§ Source text

+++++

No. 27–Awakenings

There’s a quiet stirring afoot, a rustling of weathered brown spartina morning shrouded in the mist between afterthoughts of winter and anticipations of full-blown spring. The barely perceptible lengthening of days has set circadian clocks to ringing across the marsh and its attending waters. It is a time of awakenings and promise and we are all more than ready.

March typically is a month of singular transition, perhaps more than any other in the calendar year, in the estuarine cycle of life. Precluding aberrant weather such as a warmer than usual winter or late prolonged cold spell, water temperatures may rise ten degrees or more triggering a chain of actions, reactions and interactions among animal and plant species that will explode in a profusion of life over the following months.

March winds and waves break down the stands of dead spartina grass, the first step in converting the tough plant fiber into the most important commodity produced in the estuary, detritus. Tiny particles of detritus are the result of bacterial decomposition and are at the center of the estuarine food web.

Warming waters bring rising metabolisms and increased activity for cold blooded year round residents of the creeks and shallows and the return of others who over wintered in the deeper parts of the sounds and off shore.

+++++

§ Data under study
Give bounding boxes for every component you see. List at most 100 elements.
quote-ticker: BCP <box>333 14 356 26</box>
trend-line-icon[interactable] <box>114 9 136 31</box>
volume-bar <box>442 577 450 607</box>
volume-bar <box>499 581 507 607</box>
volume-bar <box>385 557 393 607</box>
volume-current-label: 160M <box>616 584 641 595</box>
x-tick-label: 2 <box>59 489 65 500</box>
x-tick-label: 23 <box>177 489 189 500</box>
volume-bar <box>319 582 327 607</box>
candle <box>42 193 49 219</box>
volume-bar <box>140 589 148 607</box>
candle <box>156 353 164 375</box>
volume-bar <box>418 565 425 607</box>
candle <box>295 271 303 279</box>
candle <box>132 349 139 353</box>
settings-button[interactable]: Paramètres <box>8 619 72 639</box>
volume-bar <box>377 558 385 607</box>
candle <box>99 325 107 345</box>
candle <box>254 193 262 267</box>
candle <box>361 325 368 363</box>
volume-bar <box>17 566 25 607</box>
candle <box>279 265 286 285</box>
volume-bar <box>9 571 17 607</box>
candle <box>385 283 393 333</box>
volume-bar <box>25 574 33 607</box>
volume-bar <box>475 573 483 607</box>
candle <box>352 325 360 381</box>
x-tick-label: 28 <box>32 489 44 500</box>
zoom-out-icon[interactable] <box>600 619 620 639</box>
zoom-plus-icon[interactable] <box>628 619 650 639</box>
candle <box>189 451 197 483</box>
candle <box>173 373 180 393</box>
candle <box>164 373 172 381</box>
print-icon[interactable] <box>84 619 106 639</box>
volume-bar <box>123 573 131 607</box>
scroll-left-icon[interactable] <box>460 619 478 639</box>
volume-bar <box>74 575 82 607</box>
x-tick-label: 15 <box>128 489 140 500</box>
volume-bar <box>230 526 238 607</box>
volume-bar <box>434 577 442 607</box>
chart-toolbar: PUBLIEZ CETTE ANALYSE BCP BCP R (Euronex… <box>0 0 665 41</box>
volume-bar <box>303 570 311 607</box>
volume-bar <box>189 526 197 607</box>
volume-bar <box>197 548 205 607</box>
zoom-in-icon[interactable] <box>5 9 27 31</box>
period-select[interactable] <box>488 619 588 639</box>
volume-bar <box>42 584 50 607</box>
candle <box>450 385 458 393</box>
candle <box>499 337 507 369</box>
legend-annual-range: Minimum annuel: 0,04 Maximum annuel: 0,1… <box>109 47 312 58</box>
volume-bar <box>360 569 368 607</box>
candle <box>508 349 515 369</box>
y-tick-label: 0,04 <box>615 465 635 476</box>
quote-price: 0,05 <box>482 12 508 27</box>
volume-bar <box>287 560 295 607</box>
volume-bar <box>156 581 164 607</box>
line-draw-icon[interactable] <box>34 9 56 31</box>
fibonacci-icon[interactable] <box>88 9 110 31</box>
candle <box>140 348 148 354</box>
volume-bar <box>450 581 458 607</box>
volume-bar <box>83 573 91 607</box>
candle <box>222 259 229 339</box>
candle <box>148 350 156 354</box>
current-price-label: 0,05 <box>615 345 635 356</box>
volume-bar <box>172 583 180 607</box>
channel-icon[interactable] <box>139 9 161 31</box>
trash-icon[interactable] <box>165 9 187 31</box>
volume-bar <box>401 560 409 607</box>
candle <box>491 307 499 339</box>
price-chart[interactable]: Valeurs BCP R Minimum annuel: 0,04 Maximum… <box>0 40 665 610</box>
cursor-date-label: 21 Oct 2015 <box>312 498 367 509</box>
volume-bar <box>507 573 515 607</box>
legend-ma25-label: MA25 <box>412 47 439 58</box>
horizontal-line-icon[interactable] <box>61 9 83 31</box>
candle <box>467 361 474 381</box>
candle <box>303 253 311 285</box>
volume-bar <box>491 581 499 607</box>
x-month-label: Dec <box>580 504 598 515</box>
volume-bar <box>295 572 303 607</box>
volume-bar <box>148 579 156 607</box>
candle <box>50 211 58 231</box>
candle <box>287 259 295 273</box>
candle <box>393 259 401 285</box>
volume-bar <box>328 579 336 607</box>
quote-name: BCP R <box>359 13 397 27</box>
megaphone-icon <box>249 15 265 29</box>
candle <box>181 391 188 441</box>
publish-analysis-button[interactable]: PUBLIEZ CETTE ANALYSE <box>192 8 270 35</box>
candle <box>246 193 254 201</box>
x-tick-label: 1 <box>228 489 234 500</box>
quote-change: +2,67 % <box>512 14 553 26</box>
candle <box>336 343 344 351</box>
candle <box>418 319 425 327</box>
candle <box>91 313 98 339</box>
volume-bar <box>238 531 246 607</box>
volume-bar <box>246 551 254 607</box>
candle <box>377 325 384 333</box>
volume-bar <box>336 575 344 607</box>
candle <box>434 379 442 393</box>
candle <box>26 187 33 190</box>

+++++

§ What the task requires
Duplicate the estuary passage word for word, covering everything from "March winds and" down to "estuarine food web.".

§ Solved exercise
March winds and waves break down the stands of dead spartina grass, the first step in converting the tough plant fiber into the most important commodity produced in the estuary, detritus. Tiny particles of detritus are the result of bacterial decomposition and are at the center of the estuarine food web.